#### Job:
Extract the text of every entry below exactly; leave images out.

#### Supplied records:
════
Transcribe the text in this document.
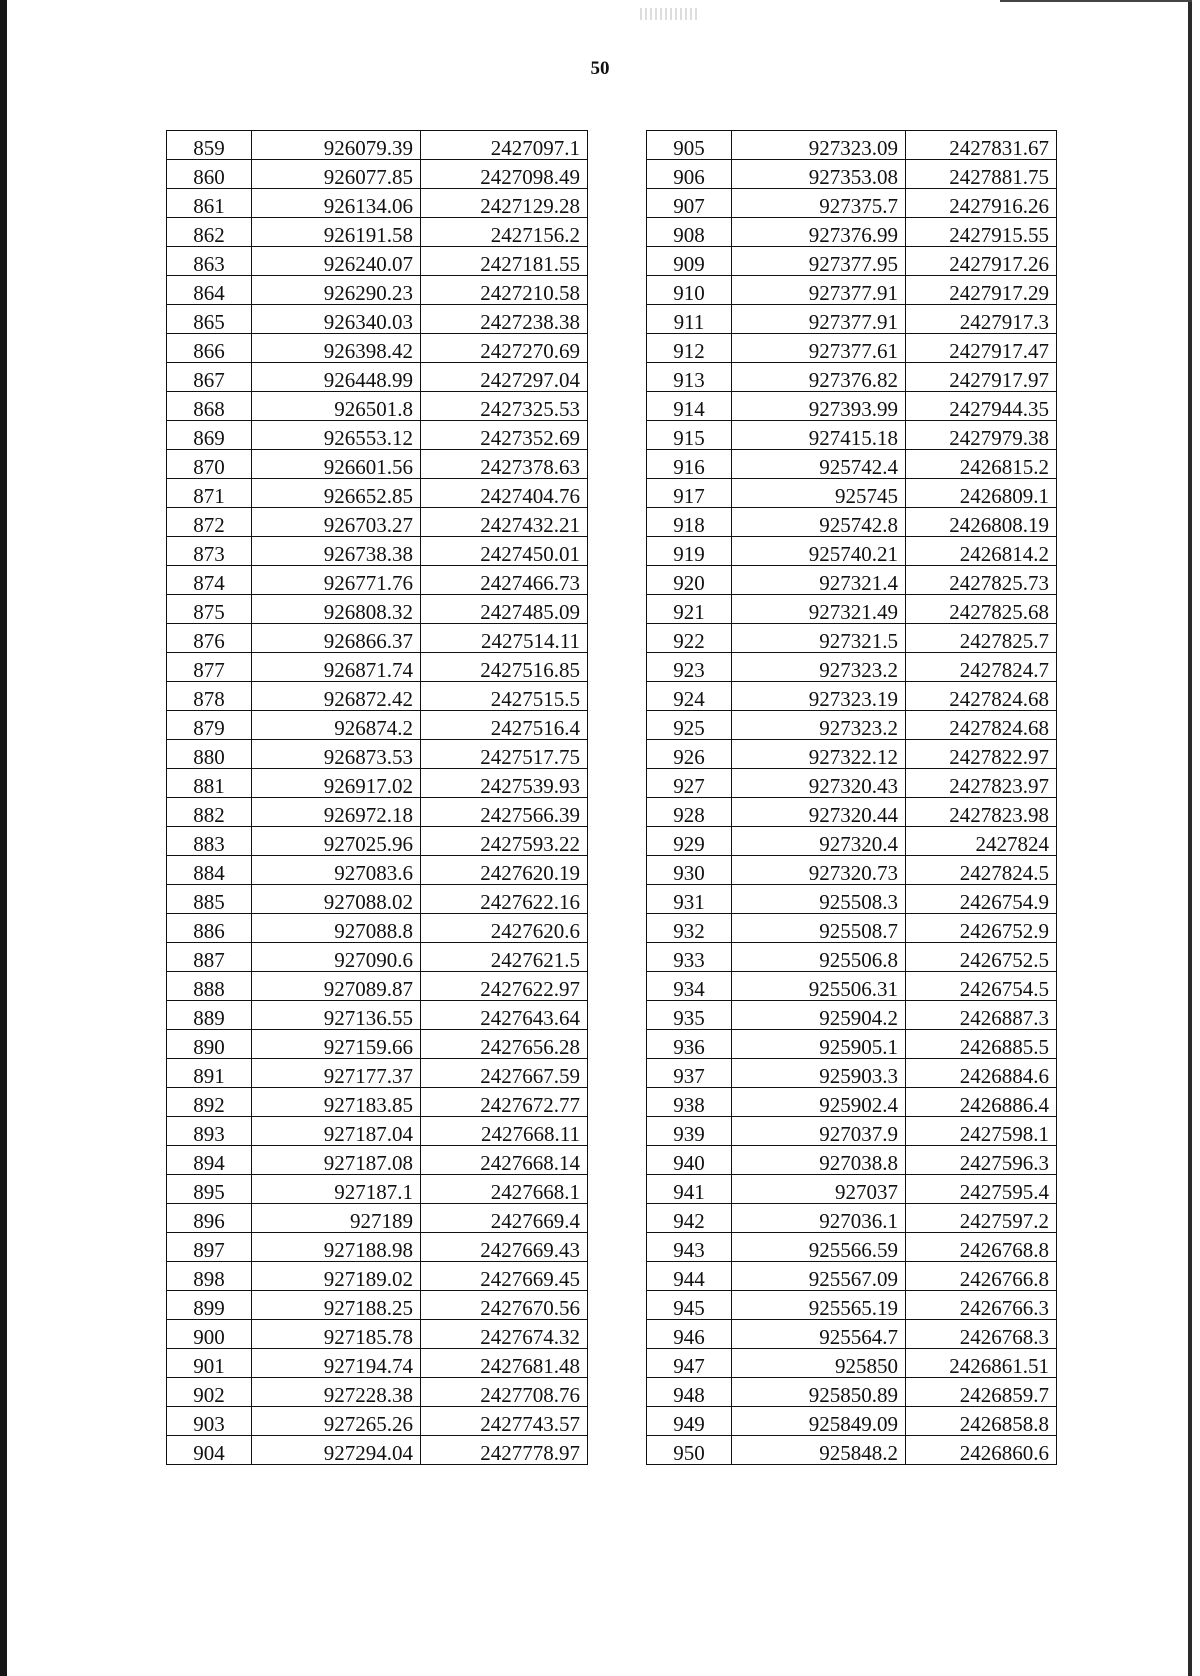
50
859	926079.39	2427097.1
860	926077.85	2427098.49
861	926134.06	2427129.28
862	926191.58	2427156.2
863	926240.07	2427181.55
864	926290.23	2427210.58
865	926340.03	2427238.38
866	926398.42	2427270.69
867	926448.99	2427297.04
868	926501.8	2427325.53
869	926553.12	2427352.69
870	926601.56	2427378.63
871	926652.85	2427404.76
872	926703.27	2427432.21
873	926738.38	2427450.01
874	926771.76	2427466.73
875	926808.32	2427485.09
876	926866.37	2427514.11
877	926871.74	2427516.85
878	926872.42	2427515.5
879	926874.2	2427516.4
880	926873.53	2427517.75
881	926917.02	2427539.93
882	926972.18	2427566.39
883	927025.96	2427593.22
884	927083.6	2427620.19
885	927088.02	2427622.16
886	927088.8	2427620.6
887	927090.6	2427621.5
888	927089.87	2427622.97
889	927136.55	2427643.64
890	927159.66	2427656.28
891	927177.37	2427667.59
892	927183.85	2427672.77
893	927187.04	2427668.11
894	927187.08	2427668.14
895	927187.1	2427668.1
896	927189	2427669.4
897	927188.98	2427669.43
898	927189.02	2427669.45
899	927188.25	2427670.56
900	927185.78	2427674.32
901	927194.74	2427681.48
902	927228.38	2427708.76
903	927265.26	2427743.57
904	927294.04	2427778.97
905	927323.09	2427831.67
906	927353.08	2427881.75
907	927375.7	2427916.26
908	927376.99	2427915.55
909	927377.95	2427917.26
910	927377.91	2427917.29
911	927377.91	2427917.3
912	927377.61	2427917.47
913	927376.82	2427917.97
914	927393.99	2427944.35
915	927415.18	2427979.38
916	925742.4	2426815.2
917	925745	2426809.1
918	925742.8	2426808.19
919	925740.21	2426814.2
920	927321.4	2427825.73
921	927321.49	2427825.68
922	927321.5	2427825.7
923	927323.2	2427824.7
924	927323.19	2427824.68
925	927323.2	2427824.68
926	927322.12	2427822.97
927	927320.43	2427823.97
928	927320.44	2427823.98
929	927320.4	2427824
930	927320.73	2427824.5
931	925508.3	2426754.9
932	925508.7	2426752.9
933	925506.8	2426752.5
934	925506.31	2426754.5
935	925904.2	2426887.3
936	925905.1	2426885.5
937	925903.3	2426884.6
938	925902.4	2426886.4
939	927037.9	2427598.1
940	927038.8	2427596.3
941	927037	2427595.4
942	927036.1	2427597.2
943	925566.59	2426768.8
944	925567.09	2426766.8
945	925565.19	2426766.3
946	925564.7	2426768.3
947	925850	2426861.51
948	925850.89	2426859.7
949	925849.09	2426858.8
950	925848.2	2426860.6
════
#### Expected output:
Transcribe the text in this document.
50
859	926079.39	2427097.1
860	926077.85	2427098.49
861	926134.06	2427129.28
862	926191.58	2427156.2
863	926240.07	2427181.55
864	926290.23	2427210.58
865	926340.03	2427238.38
866	926398.42	2427270.69
867	926448.99	2427297.04
868	926501.8	2427325.53
869	926553.12	2427352.69
870	926601.56	2427378.63
871	926652.85	2427404.76
872	926703.27	2427432.21
873	926738.38	2427450.01
874	926771.76	2427466.73
875	926808.32	2427485.09
876	926866.37	2427514.11
877	926871.74	2427516.85
878	926872.42	2427515.5
879	926874.2	2427516.4
880	926873.53	2427517.75
881	926917.02	2427539.93
882	926972.18	2427566.39
883	927025.96	2427593.22
884	927083.6	2427620.19
885	927088.02	2427622.16
886	927088.8	2427620.6
887	927090.6	2427621.5
888	927089.87	2427622.97
889	927136.55	2427643.64
890	927159.66	2427656.28
891	927177.37	2427667.59
892	927183.85	2427672.77
893	927187.04	2427668.11
894	927187.08	2427668.14
895	927187.1	2427668.1
896	927189	2427669.4
897	927188.98	2427669.43
898	927189.02	2427669.45
899	927188.25	2427670.56
900	927185.78	2427674.32
901	927194.74	2427681.48
902	927228.38	2427708.76
903	927265.26	2427743.57
904	927294.04	2427778.97
905	927323.09	2427831.67
906	927353.08	2427881.75
907	927375.7	2427916.26
908	927376.99	2427915.55
909	927377.95	2427917.26
910	927377.91	2427917.29
911	927377.91	2427917.3
912	927377.61	2427917.47
913	927376.82	2427917.97
914	927393.99	2427944.35
915	927415.18	2427979.38
916	925742.4	2426815.2
917	925745	2426809.1
918	925742.8	2426808.19
919	925740.21	2426814.2
920	927321.4	2427825.73
921	927321.49	2427825.68
922	927321.5	2427825.7
923	927323.2	2427824.7
924	927323.19	2427824.68
925	927323.2	2427824.68
926	927322.12	2427822.97
927	927320.43	2427823.97
928	927320.44	2427823.98
929	927320.4	2427824
930	927320.73	2427824.5
931	925508.3	2426754.9
932	925508.7	2426752.9
933	925506.8	2426752.5
934	925506.31	2426754.5
935	925904.2	2426887.3
936	925905.1	2426885.5
937	925903.3	2426884.6
938	925902.4	2426886.4
939	927037.9	2427598.1
940	927038.8	2427596.3
941	927037	2427595.4
942	927036.1	2427597.2
943	925566.59	2426768.8
944	925567.09	2426766.8
945	925565.19	2426766.3
946	925564.7	2426768.3
947	925850	2426861.51
948	925850.89	2426859.7
949	925849.09	2426858.8
950	925848.2	2426860.6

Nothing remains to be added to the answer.